**WORK TO COMPLETE**.
Continue the blog post below about talent and hard work, starting right after its final sentence.

What I Respect

By Derek • Jul 22nd, 2010 • Category: Production, The Literary Thunderdome

derek

Hold on to your hats, this post is going to be a bit more philosophical than most of my posts.  Just bear with me.

I’m not great at anything.  That’s not me trying to be humble or some kind of self-deprecating humor.  That’s just a fact, I’m not great at anything.  There are definitely some things I have some skill at, some things I’m good at, but I wouldn’t categorize myself as great in about anything.  Now here’s the thing, if it is something I care about, no one will work at it harder than me.

I was born with some god-given talent.  There were some things growing up I was better at than others.  Some of these things I loved, there were people much better at it than me.  I love to draw, always have.  This is something I’ve worked at my whole life, something I’ve always tried to get better at.  This is a work in progress, I still draw and still try and learn.  When I went to art school there were some many people better than me.  There were so many people with amazing skills that they never needed to work at.  I saw this and it depressed the shit out of me.  I learned early on, I would never be as good as these people, never.  This is where I made the decision I wouldn’t try to be better, that was a losing battle.  What I could do was work to be the best I could be.  I know it sounds cliche, and it is, but that’s how I felt.  I could work harder at it than they could.  Sure it was depressing when something I would work for weeks on wouldn’t be as good as something someone drew the night before, but I was getting better.  Then eventually they couldn’t keep turning in stuff the night before and it be good and they started to fail and drop out.  I had a 3.7 GPA and barely got beat out for best of show for my portfolio and demo reel.  The other people I graduated with, they were more like me than the others.  None of us were the best, but we worked everyone else under the table.

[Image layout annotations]
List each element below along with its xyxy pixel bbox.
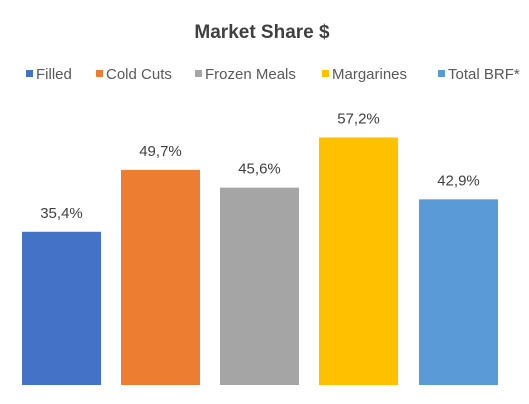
legend-label-total-brf: Total BRF* (448, 66, 520, 83)
data-label-filled: 35,4% (40, 205, 83, 222)
data-label-total-brf: 42,9% (437, 172, 480, 189)
legend-swatch-margarines (322, 70, 329, 77)
legend-label-margarines: Margarines (332, 66, 407, 83)
value-labels-group: 35,4% 49,7% 45,6% 57,2% 42,9% (40, 110, 480, 221)
legend-label-frozen-meals: Frozen Meals (205, 66, 296, 83)
legend-swatch-filled (26, 70, 33, 77)
data-label-frozen-meals: 45,6% (238, 161, 281, 178)
bar-margarines (319, 137, 398, 385)
data-label-margarines: 57,2% (337, 110, 380, 127)
bar-filled (22, 231, 101, 385)
legend: Filled Cold Cuts Frozen Meals Margarines Tot… (26, 66, 520, 83)
chart-title: Market Share $ (194, 22, 330, 43)
bars-group (22, 137, 498, 385)
legend-label-cold-cuts: Cold Cuts (106, 66, 172, 83)
data-label-cold-cuts: 49,7% (139, 143, 182, 160)
legend-label-filled: Filled (36, 66, 72, 83)
bar-total-brf (419, 199, 498, 385)
legend-swatch-total-brf (438, 70, 445, 77)
legend-swatch-cold-cuts (96, 70, 103, 77)
bar-cold-cuts (121, 169, 200, 385)
legend-swatch-frozen-meals (195, 70, 202, 77)
bar-frozen-meals (220, 187, 299, 385)
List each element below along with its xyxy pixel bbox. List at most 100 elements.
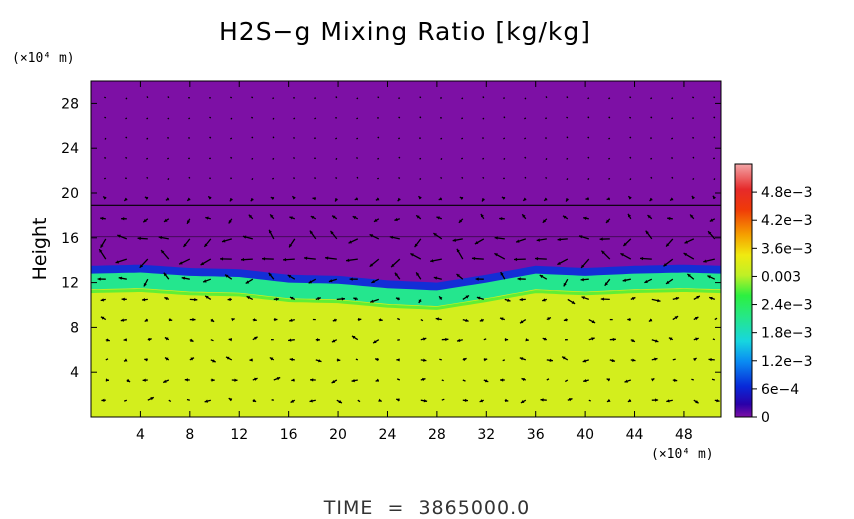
colorbar-tick-label: 4.2e−3: [761, 213, 813, 229]
wind-vector: [309, 399, 316, 403]
wind-vector: [182, 238, 191, 248]
wind-vector-shaft: [272, 97, 275, 100]
wind-vector: [683, 252, 695, 260]
wind-vector-head: [673, 378, 678, 382]
wind-vector-shaft: [713, 178, 716, 181]
wind-vector-shaft: [608, 177, 611, 180]
wind-vector-shaft: [314, 117, 317, 120]
wind-vector: [440, 157, 443, 161]
wind-vector-head: [394, 217, 398, 222]
wind-vector: [396, 378, 401, 381]
wind-vector-head: [438, 197, 443, 201]
wind-vector-head: [371, 279, 375, 283]
wind-vector: [168, 399, 172, 403]
wind-vector-shaft: [356, 117, 359, 120]
wind-vector-shaft: [650, 176, 653, 179]
wind-vector-shaft: [503, 116, 506, 119]
wind-vector-head: [144, 358, 148, 362]
wind-vector-shaft: [587, 156, 590, 159]
wind-vector-head: [483, 358, 488, 362]
wind-vector-head: [456, 248, 460, 253]
wind-vector-shaft: [230, 156, 233, 159]
wind-vector: [355, 358, 359, 361]
wind-vector-head: [253, 318, 257, 322]
wind-vector-head: [632, 358, 636, 362]
wind-vector: [671, 97, 674, 100]
wind-vector: [181, 276, 190, 280]
wind-vector-head: [474, 240, 479, 244]
x-axis-unit: (×10⁴ m): [651, 447, 714, 462]
wind-vector-head: [337, 358, 341, 362]
wind-vector: [230, 117, 233, 120]
wind-vector-head: [179, 261, 183, 265]
wind-vector-head: [716, 398, 720, 403]
wind-vector: [308, 278, 317, 284]
wind-vector-head: [394, 272, 399, 277]
wind-vector: [287, 274, 296, 280]
wind-vector-head: [276, 377, 281, 381]
colorbar-tick-label: 0: [761, 410, 770, 426]
wind-vector-shaft: [188, 176, 191, 179]
wind-vector-head: [631, 338, 635, 342]
wind-vector: [666, 399, 673, 403]
wind-vector-head: [141, 298, 146, 302]
wind-vector: [566, 178, 569, 181]
wind-vector-shaft: [209, 116, 212, 119]
wind-vector: [315, 359, 322, 363]
wind-vector: [167, 96, 170, 99]
wind-vector: [228, 218, 233, 224]
wind-vector: [251, 96, 254, 99]
wind-vector-head: [500, 378, 504, 382]
wind-vector: [627, 195, 632, 200]
wind-vector-head: [563, 318, 568, 322]
wind-vector: [390, 258, 401, 268]
wind-vector-head: [229, 197, 234, 202]
wind-vector-shaft: [566, 116, 569, 119]
wind-vector-head: [650, 378, 655, 382]
wind-vector: [582, 359, 589, 363]
wind-vector: [608, 177, 611, 180]
wind-vector: [375, 197, 380, 201]
wind-vector-head: [654, 339, 659, 343]
wind-vector-head: [534, 256, 539, 261]
wind-vector: [433, 232, 443, 240]
wind-vector-shaft: [714, 317, 718, 321]
wind-vector: [396, 358, 400, 362]
wind-vector-shaft: [125, 156, 128, 159]
wind-vector: [352, 215, 359, 220]
wind-vector-head: [254, 377, 258, 381]
wind-vector-head: [137, 236, 141, 241]
wind-vector: [125, 117, 128, 120]
wind-vector: [272, 136, 275, 139]
wind-vector-head: [582, 359, 587, 363]
wind-vector-head: [691, 195, 696, 200]
wind-vector: [479, 318, 485, 322]
wind-vector: [565, 198, 570, 202]
wind-vector: [335, 177, 338, 179]
wind-vector: [517, 277, 526, 281]
wind-vector-head: [164, 337, 169, 341]
wind-vector-head: [463, 357, 467, 362]
wind-vector-head: [591, 337, 595, 341]
wind-vector-shaft: [503, 157, 506, 160]
wind-vector: [519, 297, 526, 302]
wind-vector-shaft: [671, 97, 674, 100]
wind-vector: [209, 116, 212, 119]
wind-vector: [439, 358, 442, 361]
wind-vector: [585, 197, 589, 201]
wind-vector-shaft: [483, 338, 487, 341]
wind-vector: [273, 297, 280, 301]
wind-vector: [630, 296, 636, 301]
wind-vector: [269, 213, 275, 220]
wind-vector: [272, 97, 275, 100]
wind-vector: [604, 278, 611, 287]
wind-vector: [667, 216, 673, 221]
wind-vector: [123, 358, 128, 362]
wind-vector: [167, 178, 170, 181]
wind-vector-head: [585, 197, 589, 201]
wind-vector: [289, 216, 296, 220]
wind-vector: [600, 297, 610, 301]
wind-vector: [461, 176, 464, 179]
wind-vector: [461, 157, 464, 160]
wind-vector-shaft: [692, 136, 695, 139]
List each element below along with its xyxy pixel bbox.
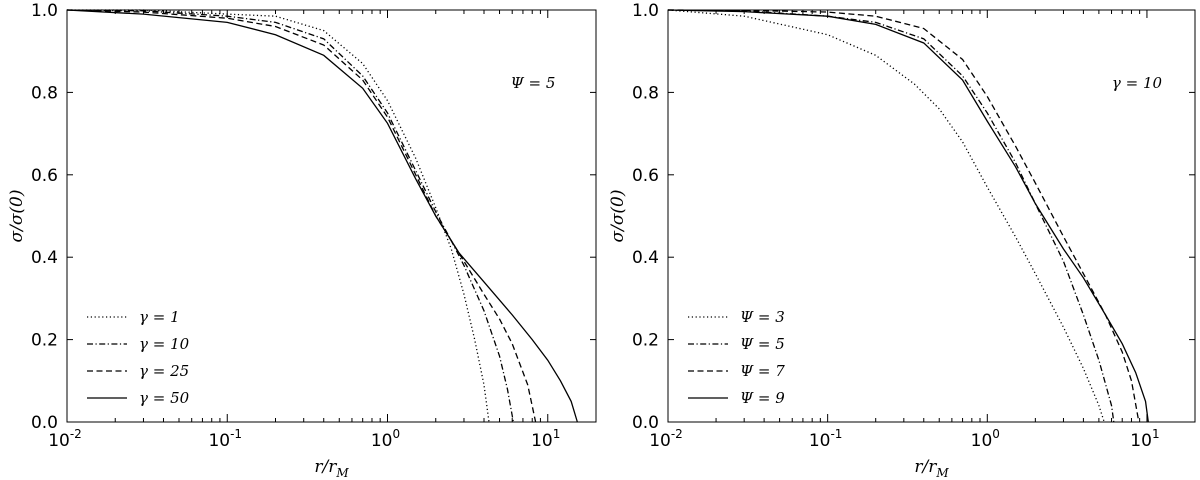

**TASK ANSWER**.
I had a teacher in school who told me every class period I had with him for eleven weeks that I sucked, that I had no talent.  Told me I should just give up sometimes.  I worked my ass off.  I had to quit my job at the time so I could take classes I wasn’t even in.  I pumped out new drawings for him every week that I spent hours on.  I didn’t sleep, I didn’t go out, I worked.  Each week he would take my new batch of work and told me it was shit.  I almost gave up, I almost dropped the class.  With the help of friends and family I made it to the end.  There was a portfolio review and then he took everyone in another room and told us how we did.  It was alphabetical and I was towards the end.  I had to sit for about three hours as all sorts of people walked into that room and came out crying, swearing or both.  Some people were in there for 20 minutes or so.  Needless to say I was freaking out, because this was the guy that hated my work.  It was finally my turn and I made my way into the room about shaking.  He thumbed through my portfolio, barely glancing at it.  Then he looked at me and said, “I’ve seen this all before.  You have the best portfolio in the class, I’m giving you a B+.  That doesn’t mean you are graduating though, now get out of here.”  He smiled at me and I thanked him.  That is one of the single greatest moments in my life.

I’m not great at anything.  I don’t need to be.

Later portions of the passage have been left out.